"""

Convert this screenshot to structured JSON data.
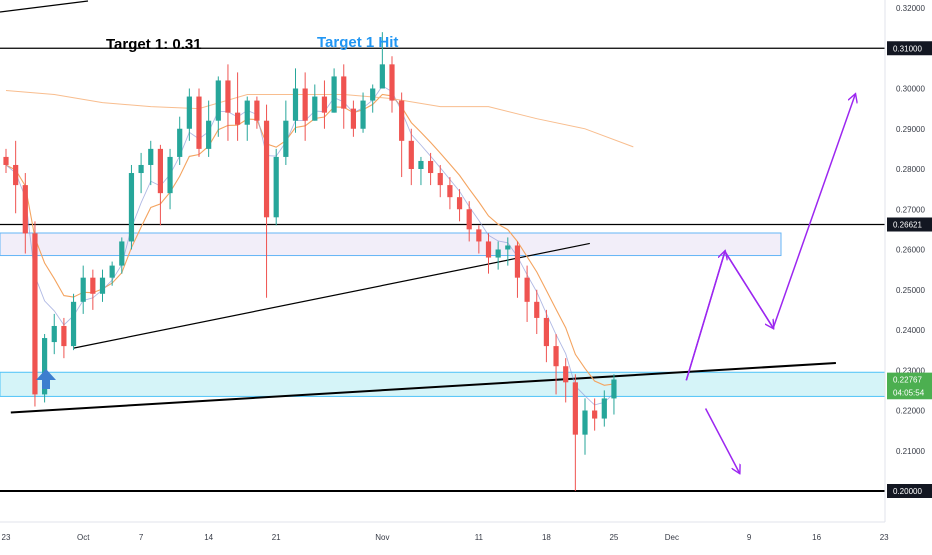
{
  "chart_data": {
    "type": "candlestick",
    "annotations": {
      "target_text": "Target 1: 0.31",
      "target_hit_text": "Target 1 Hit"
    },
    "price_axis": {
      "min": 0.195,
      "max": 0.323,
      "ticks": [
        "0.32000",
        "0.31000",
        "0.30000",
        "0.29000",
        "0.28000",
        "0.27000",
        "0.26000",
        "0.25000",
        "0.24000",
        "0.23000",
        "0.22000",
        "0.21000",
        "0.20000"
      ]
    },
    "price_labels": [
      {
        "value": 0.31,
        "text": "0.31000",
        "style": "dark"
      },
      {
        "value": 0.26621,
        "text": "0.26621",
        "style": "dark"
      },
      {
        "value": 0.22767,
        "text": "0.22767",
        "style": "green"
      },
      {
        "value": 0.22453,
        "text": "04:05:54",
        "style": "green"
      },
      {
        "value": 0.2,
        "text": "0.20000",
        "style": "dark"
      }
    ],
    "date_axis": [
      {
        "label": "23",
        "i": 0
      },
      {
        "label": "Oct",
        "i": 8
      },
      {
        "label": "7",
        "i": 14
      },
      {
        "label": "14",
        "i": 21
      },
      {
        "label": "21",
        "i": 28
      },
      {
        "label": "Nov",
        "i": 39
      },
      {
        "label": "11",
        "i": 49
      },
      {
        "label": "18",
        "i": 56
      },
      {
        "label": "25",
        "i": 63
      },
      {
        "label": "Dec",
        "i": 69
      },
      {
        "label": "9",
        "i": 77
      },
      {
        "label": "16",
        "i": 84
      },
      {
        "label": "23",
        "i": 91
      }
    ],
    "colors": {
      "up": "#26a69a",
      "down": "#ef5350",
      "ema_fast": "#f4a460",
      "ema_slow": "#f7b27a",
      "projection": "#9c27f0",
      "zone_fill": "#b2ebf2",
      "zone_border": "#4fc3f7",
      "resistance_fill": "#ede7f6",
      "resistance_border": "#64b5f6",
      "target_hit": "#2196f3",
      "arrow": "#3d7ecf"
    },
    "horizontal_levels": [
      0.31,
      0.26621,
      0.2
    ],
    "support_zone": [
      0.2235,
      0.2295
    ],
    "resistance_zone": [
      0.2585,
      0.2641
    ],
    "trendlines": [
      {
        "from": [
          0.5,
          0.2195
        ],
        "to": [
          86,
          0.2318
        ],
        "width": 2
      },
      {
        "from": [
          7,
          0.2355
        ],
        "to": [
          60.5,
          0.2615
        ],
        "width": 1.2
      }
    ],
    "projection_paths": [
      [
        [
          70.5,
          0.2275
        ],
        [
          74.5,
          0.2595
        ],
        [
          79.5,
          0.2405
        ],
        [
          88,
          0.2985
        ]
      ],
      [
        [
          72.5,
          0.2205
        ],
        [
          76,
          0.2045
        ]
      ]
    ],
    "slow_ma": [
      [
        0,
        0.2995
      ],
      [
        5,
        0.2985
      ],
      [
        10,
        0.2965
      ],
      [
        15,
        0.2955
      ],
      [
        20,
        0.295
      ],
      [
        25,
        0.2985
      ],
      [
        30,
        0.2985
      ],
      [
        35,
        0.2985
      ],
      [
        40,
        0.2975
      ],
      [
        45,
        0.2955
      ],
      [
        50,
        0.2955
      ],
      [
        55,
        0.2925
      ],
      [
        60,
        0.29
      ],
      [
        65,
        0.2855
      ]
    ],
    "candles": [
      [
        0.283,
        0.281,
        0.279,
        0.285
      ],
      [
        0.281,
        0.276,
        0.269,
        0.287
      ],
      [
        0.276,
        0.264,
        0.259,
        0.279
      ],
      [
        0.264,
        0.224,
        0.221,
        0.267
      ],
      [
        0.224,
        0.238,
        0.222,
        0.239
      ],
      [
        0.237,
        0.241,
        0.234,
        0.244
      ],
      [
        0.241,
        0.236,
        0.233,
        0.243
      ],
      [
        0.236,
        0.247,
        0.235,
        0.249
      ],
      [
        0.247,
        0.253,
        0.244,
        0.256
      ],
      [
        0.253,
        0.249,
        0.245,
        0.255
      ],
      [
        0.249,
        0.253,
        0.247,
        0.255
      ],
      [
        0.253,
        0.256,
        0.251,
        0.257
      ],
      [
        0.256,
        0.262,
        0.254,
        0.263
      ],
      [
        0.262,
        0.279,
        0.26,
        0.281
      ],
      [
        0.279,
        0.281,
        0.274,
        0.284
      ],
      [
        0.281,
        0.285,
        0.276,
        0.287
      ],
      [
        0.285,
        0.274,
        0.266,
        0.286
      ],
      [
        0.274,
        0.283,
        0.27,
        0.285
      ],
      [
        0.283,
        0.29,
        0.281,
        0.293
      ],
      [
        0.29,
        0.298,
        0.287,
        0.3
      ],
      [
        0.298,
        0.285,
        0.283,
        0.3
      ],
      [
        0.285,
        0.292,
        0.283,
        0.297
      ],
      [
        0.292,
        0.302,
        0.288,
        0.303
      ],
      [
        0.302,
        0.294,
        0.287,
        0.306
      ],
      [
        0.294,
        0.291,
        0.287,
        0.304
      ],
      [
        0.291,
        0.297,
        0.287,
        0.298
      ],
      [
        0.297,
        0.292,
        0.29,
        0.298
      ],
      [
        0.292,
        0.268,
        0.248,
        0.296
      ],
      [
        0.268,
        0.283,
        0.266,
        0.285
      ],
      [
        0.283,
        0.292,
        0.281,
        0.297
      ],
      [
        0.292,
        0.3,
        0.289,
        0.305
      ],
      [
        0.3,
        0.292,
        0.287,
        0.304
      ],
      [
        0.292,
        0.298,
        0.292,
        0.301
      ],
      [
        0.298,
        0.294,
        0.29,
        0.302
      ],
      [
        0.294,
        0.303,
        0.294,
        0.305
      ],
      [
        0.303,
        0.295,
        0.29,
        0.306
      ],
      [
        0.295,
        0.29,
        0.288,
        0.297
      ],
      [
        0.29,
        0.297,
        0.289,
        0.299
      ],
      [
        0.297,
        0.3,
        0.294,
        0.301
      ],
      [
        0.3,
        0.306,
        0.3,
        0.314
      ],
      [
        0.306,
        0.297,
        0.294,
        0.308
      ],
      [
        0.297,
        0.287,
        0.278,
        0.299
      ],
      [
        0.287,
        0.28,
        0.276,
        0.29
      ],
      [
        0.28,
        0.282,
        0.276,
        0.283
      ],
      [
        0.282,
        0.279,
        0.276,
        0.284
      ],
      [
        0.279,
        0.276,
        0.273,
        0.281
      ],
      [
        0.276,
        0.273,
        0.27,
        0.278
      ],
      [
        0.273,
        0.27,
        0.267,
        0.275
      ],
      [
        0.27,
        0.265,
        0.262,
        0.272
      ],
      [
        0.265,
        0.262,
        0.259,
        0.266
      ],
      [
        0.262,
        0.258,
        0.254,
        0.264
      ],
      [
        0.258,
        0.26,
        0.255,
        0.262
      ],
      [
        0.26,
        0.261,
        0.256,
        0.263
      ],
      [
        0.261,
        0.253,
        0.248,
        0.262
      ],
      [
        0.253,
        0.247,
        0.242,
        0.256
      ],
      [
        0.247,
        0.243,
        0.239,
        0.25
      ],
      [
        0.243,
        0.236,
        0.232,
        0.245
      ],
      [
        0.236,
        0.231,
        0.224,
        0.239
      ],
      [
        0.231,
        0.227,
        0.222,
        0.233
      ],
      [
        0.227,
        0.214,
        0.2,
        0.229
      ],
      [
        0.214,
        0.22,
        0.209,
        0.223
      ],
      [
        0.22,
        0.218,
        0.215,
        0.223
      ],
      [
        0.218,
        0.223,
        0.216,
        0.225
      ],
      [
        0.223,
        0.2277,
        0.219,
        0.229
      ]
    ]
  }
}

"""

◆ INSTRUCTION
Can you repeat every record above exactly, apart from the pictures?

◆ TASK SOLUTION
Convert this screenshot to structured JSON data.
{
  "chart_data": {
    "type": "candlestick",
    "annotations": {
      "target_text": "Target 1: 0.31",
      "target_hit_text": "Target 1 Hit"
    },
    "price_axis": {
      "min": 0.195,
      "max": 0.323,
      "ticks": [
        "0.32000",
        "0.31000",
        "0.30000",
        "0.29000",
        "0.28000",
        "0.27000",
        "0.26000",
        "0.25000",
        "0.24000",
        "0.23000",
        "0.22000",
        "0.21000",
        "0.20000"
      ]
    },
    "price_labels": [
      {
        "value": 0.31,
        "text": "0.31000",
        "style": "dark"
      },
      {
        "value": 0.26621,
        "text": "0.26621",
        "style": "dark"
      },
      {
        "value": 0.22767,
        "text": "0.22767",
        "style": "green"
      },
      {
        "value": 0.22453,
        "text": "04:05:54",
        "style": "green"
      },
      {
        "value": 0.2,
        "text": "0.20000",
        "style": "dark"
      }
    ],
    "date_axis": [
      {
        "label": "23",
        "i": 0
      },
      {
        "label": "Oct",
        "i": 8
      },
      {
        "label": "7",
        "i": 14
      },
      {
        "label": "14",
        "i": 21
      },
      {
        "label": "21",
        "i": 28
      },
      {
        "label": "Nov",
        "i": 39
      },
      {
        "label": "11",
        "i": 49
      },
      {
        "label": "18",
        "i": 56
      },
      {
        "label": "25",
        "i": 63
      },
      {
        "label": "Dec",
        "i": 69
      },
      {
        "label": "9",
        "i": 77
      },
      {
        "label": "16",
        "i": 84
      },
      {
        "label": "23",
        "i": 91
      }
    ],
    "colors": {
      "up": "#26a69a",
      "down": "#ef5350",
      "ema_fast": "#f4a460",
      "ema_slow": "#f7b27a",
      "projection": "#9c27f0",
      "zone_fill": "#b2ebf2",
      "zone_border": "#4fc3f7",
      "resistance_fill": "#ede7f6",
      "resistance_border": "#64b5f6",
      "target_hit": "#2196f3",
      "arrow": "#3d7ecf"
    },
    "horizontal_levels": [
      0.31,
      0.26621,
      0.2
    ],
    "support_zone": [
      0.2235,
      0.2295
    ],
    "resistance_zone": [
      0.2585,
      0.2641
    ],
    "trendlines": [
      {
        "from": [
          0.5,
          0.2195
        ],
        "to": [
          86,
          0.2318
        ],
        "width": 2
      },
      {
        "from": [
          7,
          0.2355
        ],
        "to": [
          60.5,
          0.2615
        ],
        "width": 1.2
      }
    ],
    "projection_paths": [
      [
        [
          70.5,
          0.2275
        ],
        [
          74.5,
          0.2595
        ],
        [
          79.5,
          0.2405
        ],
        [
          88,
          0.2985
        ]
      ],
      [
        [
          72.5,
          0.2205
        ],
        [
          76,
          0.2045
        ]
      ]
    ],
    "slow_ma": [
      [
        0,
        0.2995
      ],
      [
        5,
        0.2985
      ],
      [
        10,
        0.2965
      ],
      [
        15,
        0.2955
      ],
      [
        20,
        0.295
      ],
      [
        25,
        0.2985
      ],
      [
        30,
        0.2985
      ],
      [
        35,
        0.2985
      ],
      [
        40,
        0.2975
      ],
      [
        45,
        0.2955
      ],
      [
        50,
        0.2955
      ],
      [
        55,
        0.2925
      ],
      [
        60,
        0.29
      ],
      [
        65,
        0.2855
      ]
    ],
    "candles": [
      [
        0.283,
        0.281,
        0.279,
        0.285
      ],
      [
        0.281,
        0.276,
        0.269,
        0.287
      ],
      [
        0.276,
        0.264,
        0.259,
        0.279
      ],
      [
        0.264,
        0.224,
        0.221,
        0.267
      ],
      [
        0.224,
        0.238,
        0.222,
        0.239
      ],
      [
        0.237,
        0.241,
        0.234,
        0.244
      ],
      [
        0.241,
        0.236,
        0.233,
        0.243
      ],
      [
        0.236,
        0.247,
        0.235,
        0.249
      ],
      [
        0.247,
        0.253,
        0.244,
        0.256
      ],
      [
        0.253,
        0.249,
        0.245,
        0.255
      ],
      [
        0.249,
        0.253,
        0.247,
        0.255
      ],
      [
        0.253,
        0.256,
        0.251,
        0.257
      ],
      [
        0.256,
        0.262,
        0.254,
        0.263
      ],
      [
        0.262,
        0.279,
        0.26,
        0.281
      ],
      [
        0.279,
        0.281,
        0.274,
        0.284
      ],
      [
        0.281,
        0.285,
        0.276,
        0.287
      ],
      [
        0.285,
        0.274,
        0.266,
        0.286
      ],
      [
        0.274,
        0.283,
        0.27,
        0.285
      ],
      [
        0.283,
        0.29,
        0.281,
        0.293
      ],
      [
        0.29,
        0.298,
        0.287,
        0.3
      ],
      [
        0.298,
        0.285,
        0.283,
        0.3
      ],
      [
        0.285,
        0.292,
        0.283,
        0.297
      ],
      [
        0.292,
        0.302,
        0.288,
        0.303
      ],
      [
        0.302,
        0.294,
        0.287,
        0.306
      ],
      [
        0.294,
        0.291,
        0.287,
        0.304
      ],
      [
        0.291,
        0.297,
        0.287,
        0.298
      ],
      [
        0.297,
        0.292,
        0.29,
        0.298
      ],
      [
        0.292,
        0.268,
        0.248,
        0.296
      ],
      [
        0.268,
        0.283,
        0.266,
        0.285
      ],
      [
        0.283,
        0.292,
        0.281,
        0.297
      ],
      [
        0.292,
        0.3,
        0.289,
        0.305
      ],
      [
        0.3,
        0.292,
        0.287,
        0.304
      ],
      [
        0.292,
        0.298,
        0.292,
        0.301
      ],
      [
        0.298,
        0.294,
        0.29,
        0.302
      ],
      [
        0.294,
        0.303,
        0.294,
        0.305
      ],
      [
        0.303,
        0.295,
        0.29,
        0.306
      ],
      [
        0.295,
        0.29,
        0.288,
        0.297
      ],
      [
        0.29,
        0.297,
        0.289,
        0.299
      ],
      [
        0.297,
        0.3,
        0.294,
        0.301
      ],
      [
        0.3,
        0.306,
        0.3,
        0.314
      ],
      [
        0.306,
        0.297,
        0.294,
        0.308
      ],
      [
        0.297,
        0.287,
        0.278,
        0.299
      ],
      [
        0.287,
        0.28,
        0.276,
        0.29
      ],
      [
        0.28,
        0.282,
        0.276,
        0.283
      ],
      [
        0.282,
        0.279,
        0.276,
        0.284
      ],
      [
        0.279,
        0.276,
        0.273,
        0.281
      ],
      [
        0.276,
        0.273,
        0.27,
        0.278
      ],
      [
        0.273,
        0.27,
        0.267,
        0.275
      ],
      [
        0.27,
        0.265,
        0.262,
        0.272
      ],
      [
        0.265,
        0.262,
        0.259,
        0.266
      ],
      [
        0.262,
        0.258,
        0.254,
        0.264
      ],
      [
        0.258,
        0.26,
        0.255,
        0.262
      ],
      [
        0.26,
        0.261,
        0.256,
        0.263
      ],
      [
        0.261,
        0.253,
        0.248,
        0.262
      ],
      [
        0.253,
        0.247,
        0.242,
        0.256
      ],
      [
        0.247,
        0.243,
        0.239,
        0.25
      ],
      [
        0.243,
        0.236,
        0.232,
        0.245
      ],
      [
        0.236,
        0.231,
        0.224,
        0.239
      ],
      [
        0.231,
        0.227,
        0.222,
        0.233
      ],
      [
        0.227,
        0.214,
        0.2,
        0.229
      ],
      [
        0.214,
        0.22,
        0.209,
        0.223
      ],
      [
        0.22,
        0.218,
        0.215,
        0.223
      ],
      [
        0.218,
        0.223,
        0.216,
        0.225
      ],
      [
        0.223,
        0.2277,
        0.219,
        0.229
      ]
    ]
  }
}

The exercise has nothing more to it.